→ WHAT THE TASK REQUIRES: Go through the data below and gather each line containing "name".

Extracts from a graphics dataset:
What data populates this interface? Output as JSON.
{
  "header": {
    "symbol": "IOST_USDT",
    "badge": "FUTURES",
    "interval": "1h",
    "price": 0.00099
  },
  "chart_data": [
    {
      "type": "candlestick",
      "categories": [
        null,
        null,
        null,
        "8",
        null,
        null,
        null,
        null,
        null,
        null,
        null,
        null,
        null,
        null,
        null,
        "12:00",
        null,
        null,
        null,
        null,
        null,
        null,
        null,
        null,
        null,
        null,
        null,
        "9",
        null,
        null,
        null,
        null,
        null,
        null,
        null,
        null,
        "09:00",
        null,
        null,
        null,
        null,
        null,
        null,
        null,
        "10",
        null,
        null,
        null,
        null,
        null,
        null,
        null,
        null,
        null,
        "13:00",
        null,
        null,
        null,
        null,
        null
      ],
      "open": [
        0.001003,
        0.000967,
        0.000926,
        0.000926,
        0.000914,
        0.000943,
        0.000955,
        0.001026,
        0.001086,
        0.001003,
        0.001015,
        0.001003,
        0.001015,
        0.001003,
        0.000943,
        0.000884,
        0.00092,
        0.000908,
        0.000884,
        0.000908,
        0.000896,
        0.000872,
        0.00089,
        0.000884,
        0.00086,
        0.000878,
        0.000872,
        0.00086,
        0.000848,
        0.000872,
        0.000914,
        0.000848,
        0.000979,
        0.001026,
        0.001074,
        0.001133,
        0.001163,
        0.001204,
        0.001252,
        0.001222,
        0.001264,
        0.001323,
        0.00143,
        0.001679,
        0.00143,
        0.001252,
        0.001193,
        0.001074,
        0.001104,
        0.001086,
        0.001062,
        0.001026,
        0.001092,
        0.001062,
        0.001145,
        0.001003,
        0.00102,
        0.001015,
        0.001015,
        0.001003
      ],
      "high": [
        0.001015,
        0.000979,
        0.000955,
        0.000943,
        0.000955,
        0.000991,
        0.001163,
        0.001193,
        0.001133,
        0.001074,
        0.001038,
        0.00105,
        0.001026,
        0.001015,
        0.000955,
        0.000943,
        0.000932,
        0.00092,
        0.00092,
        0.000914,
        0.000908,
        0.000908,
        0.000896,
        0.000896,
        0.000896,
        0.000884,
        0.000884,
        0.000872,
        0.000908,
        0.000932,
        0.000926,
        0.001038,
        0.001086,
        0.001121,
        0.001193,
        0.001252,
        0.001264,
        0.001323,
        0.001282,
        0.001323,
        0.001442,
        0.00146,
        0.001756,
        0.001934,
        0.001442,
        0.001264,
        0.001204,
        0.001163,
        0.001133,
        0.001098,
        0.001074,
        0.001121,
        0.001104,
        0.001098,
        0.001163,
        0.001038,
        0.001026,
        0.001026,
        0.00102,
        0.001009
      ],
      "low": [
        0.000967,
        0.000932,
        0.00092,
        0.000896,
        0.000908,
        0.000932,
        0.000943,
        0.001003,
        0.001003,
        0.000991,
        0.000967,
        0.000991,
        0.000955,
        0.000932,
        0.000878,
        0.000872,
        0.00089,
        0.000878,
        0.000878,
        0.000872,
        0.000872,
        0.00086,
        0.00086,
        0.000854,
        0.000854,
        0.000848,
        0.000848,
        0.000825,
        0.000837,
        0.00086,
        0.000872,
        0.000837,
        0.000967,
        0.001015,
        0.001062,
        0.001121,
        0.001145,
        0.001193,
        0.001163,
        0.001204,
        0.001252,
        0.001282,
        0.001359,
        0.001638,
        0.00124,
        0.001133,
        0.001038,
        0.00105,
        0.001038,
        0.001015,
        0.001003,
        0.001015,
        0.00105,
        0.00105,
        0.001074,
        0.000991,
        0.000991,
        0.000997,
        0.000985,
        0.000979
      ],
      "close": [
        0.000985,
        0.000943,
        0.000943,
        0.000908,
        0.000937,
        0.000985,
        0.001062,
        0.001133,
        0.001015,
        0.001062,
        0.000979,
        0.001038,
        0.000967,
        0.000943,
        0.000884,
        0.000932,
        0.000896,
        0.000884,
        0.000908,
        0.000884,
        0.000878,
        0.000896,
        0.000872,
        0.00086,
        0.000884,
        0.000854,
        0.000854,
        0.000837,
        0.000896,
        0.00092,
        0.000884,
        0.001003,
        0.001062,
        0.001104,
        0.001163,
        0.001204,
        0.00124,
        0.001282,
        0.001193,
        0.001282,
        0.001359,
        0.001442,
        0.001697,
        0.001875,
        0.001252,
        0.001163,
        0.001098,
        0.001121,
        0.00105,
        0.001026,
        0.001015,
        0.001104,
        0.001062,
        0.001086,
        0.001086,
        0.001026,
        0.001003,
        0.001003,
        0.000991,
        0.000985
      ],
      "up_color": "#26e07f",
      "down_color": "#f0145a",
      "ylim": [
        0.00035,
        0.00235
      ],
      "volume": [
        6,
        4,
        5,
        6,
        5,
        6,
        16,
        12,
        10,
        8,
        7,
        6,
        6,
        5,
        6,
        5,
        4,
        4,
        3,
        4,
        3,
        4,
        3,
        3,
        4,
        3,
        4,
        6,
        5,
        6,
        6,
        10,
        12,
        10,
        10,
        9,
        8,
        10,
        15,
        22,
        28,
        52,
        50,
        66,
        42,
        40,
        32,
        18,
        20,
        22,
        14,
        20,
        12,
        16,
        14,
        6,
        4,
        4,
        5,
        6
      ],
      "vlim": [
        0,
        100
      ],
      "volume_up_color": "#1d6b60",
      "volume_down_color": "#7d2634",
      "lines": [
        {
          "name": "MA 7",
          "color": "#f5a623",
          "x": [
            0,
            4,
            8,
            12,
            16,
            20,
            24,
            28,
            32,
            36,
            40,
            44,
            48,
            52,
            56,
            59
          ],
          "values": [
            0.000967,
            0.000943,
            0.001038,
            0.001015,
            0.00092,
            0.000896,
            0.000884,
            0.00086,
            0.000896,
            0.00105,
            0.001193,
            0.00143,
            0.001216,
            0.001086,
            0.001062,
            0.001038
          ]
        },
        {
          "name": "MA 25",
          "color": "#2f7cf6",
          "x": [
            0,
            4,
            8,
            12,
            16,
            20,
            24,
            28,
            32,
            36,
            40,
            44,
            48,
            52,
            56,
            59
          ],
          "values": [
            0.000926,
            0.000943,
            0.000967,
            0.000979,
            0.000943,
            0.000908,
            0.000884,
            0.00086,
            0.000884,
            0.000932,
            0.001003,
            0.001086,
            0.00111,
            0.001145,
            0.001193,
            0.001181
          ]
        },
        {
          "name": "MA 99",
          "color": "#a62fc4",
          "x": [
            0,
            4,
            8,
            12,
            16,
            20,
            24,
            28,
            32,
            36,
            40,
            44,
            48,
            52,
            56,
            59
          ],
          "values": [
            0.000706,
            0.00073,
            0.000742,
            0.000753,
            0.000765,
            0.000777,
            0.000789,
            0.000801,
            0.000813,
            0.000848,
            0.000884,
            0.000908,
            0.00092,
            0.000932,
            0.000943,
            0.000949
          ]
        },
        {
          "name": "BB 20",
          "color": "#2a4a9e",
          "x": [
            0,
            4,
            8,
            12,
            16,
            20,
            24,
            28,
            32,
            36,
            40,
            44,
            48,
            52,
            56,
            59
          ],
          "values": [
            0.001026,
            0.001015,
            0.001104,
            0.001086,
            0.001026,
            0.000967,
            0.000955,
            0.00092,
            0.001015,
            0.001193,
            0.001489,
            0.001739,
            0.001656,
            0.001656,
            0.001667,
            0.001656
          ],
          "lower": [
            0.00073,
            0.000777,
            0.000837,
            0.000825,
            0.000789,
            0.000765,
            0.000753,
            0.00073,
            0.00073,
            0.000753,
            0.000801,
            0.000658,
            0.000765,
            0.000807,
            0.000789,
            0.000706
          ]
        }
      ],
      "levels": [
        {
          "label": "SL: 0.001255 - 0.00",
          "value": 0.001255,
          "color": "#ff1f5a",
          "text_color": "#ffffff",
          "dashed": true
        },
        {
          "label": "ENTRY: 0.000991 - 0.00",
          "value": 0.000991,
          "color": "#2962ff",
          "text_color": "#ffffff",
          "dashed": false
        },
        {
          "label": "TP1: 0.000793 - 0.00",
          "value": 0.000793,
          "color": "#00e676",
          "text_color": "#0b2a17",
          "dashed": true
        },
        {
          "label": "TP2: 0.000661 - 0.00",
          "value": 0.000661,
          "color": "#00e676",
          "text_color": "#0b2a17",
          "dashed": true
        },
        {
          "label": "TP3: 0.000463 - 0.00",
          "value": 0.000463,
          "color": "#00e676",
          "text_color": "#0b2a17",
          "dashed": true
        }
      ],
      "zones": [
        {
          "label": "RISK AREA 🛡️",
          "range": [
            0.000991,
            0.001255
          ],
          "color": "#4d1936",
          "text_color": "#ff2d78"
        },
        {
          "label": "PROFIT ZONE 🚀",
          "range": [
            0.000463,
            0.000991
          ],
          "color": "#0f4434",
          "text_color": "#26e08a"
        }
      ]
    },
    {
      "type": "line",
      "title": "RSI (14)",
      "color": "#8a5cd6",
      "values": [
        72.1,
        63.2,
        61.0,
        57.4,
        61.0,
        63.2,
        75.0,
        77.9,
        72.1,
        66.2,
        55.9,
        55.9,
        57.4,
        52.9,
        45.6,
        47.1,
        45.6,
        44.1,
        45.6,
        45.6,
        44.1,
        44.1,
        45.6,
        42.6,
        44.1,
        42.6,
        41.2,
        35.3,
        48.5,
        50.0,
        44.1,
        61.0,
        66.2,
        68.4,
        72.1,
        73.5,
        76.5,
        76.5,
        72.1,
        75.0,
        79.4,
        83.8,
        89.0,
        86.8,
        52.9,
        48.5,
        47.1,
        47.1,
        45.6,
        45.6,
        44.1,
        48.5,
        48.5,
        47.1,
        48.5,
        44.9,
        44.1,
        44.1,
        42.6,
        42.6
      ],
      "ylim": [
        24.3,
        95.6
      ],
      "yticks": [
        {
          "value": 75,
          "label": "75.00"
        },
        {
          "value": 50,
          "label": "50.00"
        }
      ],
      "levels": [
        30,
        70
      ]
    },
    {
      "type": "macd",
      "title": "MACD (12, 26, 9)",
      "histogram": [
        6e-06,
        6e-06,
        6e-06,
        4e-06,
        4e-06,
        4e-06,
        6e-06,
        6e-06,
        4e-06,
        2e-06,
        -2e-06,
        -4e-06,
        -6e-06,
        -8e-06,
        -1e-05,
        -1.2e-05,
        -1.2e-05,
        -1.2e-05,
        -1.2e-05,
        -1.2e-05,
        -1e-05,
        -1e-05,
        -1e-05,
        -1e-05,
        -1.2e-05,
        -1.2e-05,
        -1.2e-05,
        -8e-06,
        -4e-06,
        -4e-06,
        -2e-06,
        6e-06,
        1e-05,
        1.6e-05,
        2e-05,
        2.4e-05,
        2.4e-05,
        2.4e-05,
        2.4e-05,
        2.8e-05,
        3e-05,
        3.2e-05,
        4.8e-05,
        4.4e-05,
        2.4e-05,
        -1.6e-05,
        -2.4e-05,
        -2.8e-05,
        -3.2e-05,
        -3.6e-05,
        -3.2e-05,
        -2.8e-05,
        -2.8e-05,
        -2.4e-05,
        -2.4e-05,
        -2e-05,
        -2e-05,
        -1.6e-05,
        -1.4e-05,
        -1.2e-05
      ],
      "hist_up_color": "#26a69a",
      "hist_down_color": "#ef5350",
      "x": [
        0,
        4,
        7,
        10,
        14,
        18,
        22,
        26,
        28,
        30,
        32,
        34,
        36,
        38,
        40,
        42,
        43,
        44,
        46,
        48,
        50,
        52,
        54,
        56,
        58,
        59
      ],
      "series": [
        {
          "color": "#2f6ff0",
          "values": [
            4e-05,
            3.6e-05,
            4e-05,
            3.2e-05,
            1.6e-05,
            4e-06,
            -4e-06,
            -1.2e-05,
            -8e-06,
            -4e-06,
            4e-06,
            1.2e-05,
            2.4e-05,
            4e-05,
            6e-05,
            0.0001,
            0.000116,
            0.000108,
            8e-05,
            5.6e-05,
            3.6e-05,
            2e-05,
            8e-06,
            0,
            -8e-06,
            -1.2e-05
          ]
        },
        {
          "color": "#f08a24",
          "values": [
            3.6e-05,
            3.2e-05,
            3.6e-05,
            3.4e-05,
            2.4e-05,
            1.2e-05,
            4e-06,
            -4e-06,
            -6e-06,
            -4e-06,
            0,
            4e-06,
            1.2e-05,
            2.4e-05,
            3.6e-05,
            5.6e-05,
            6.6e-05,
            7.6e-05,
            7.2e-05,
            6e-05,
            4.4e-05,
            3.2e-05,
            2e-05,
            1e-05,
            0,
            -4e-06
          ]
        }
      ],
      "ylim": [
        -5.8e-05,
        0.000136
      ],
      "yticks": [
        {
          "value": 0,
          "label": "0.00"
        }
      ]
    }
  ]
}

---

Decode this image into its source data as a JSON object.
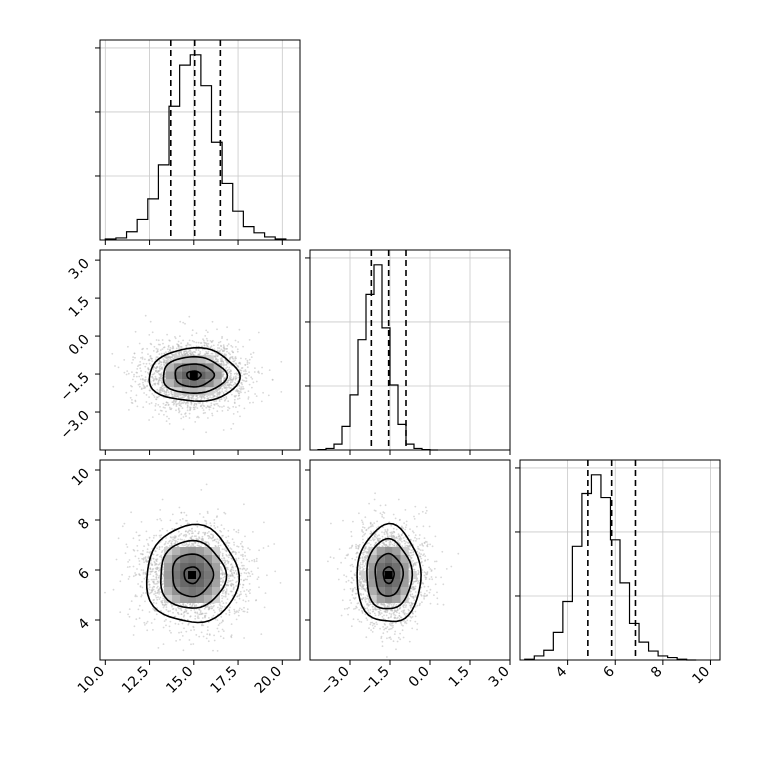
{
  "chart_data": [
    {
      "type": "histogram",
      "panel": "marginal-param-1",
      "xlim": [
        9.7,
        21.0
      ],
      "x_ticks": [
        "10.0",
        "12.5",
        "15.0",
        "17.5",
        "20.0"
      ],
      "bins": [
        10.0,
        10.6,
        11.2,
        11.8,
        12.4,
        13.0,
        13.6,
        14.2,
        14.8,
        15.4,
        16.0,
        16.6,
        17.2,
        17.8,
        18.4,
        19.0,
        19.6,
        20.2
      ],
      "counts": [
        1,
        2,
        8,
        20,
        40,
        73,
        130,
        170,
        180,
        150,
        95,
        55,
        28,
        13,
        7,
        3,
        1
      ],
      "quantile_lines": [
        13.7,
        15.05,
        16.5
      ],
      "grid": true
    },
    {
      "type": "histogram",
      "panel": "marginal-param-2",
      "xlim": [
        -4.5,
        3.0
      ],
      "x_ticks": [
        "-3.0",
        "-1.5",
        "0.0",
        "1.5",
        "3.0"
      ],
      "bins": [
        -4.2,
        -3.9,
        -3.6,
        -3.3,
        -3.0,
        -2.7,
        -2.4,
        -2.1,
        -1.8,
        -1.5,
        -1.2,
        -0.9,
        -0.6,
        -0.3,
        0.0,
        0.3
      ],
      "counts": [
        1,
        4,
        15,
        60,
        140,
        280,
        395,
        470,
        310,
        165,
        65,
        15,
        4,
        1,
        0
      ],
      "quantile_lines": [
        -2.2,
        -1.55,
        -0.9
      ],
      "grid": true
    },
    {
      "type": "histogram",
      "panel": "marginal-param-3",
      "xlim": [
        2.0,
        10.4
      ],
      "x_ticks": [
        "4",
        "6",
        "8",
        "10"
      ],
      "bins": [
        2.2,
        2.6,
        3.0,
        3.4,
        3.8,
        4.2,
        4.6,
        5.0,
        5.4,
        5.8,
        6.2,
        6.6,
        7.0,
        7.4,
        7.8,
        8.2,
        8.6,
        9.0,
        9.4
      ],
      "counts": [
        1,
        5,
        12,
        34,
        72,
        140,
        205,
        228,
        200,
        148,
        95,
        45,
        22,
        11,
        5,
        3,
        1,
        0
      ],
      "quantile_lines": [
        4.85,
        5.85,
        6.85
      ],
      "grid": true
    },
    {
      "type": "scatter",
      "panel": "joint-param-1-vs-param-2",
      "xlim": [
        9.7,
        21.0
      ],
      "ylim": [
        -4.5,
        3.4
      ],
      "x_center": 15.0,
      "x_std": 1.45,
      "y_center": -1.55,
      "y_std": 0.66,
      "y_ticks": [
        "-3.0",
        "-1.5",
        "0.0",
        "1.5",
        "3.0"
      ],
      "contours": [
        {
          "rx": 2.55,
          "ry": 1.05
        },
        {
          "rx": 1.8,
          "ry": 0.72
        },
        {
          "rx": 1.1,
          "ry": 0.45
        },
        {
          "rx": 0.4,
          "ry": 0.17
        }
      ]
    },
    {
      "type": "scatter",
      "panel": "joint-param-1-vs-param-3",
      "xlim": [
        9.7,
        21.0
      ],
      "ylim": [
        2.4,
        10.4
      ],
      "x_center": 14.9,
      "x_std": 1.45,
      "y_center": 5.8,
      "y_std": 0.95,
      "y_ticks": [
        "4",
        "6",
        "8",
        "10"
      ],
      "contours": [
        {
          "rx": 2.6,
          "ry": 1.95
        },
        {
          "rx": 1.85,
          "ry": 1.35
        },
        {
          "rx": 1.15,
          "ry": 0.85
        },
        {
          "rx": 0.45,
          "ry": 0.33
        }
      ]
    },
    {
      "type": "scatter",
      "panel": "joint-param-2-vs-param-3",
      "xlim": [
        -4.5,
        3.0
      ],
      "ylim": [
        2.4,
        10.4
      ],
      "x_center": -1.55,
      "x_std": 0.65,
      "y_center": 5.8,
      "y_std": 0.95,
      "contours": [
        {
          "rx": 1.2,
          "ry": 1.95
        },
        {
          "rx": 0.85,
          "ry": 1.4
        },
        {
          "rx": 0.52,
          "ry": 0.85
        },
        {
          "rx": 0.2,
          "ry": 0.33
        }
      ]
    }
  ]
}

==

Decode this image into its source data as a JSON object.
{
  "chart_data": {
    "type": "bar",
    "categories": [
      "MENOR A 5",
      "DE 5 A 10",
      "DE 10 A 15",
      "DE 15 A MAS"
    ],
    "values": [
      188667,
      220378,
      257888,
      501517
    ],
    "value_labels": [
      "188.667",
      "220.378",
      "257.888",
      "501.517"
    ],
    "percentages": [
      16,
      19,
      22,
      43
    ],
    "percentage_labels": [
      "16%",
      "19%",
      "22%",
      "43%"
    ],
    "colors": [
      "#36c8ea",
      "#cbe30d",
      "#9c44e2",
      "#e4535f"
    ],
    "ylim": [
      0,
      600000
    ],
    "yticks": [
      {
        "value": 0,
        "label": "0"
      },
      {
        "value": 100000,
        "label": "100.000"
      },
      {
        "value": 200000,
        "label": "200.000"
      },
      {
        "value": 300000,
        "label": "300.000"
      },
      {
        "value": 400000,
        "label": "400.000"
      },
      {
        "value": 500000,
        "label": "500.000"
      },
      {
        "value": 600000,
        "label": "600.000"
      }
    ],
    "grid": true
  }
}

→ FINAL RESULT:
          "name": "MA 7",
          "name": "MA 25",
          "name": "MA 99",
          "name": "BB 20",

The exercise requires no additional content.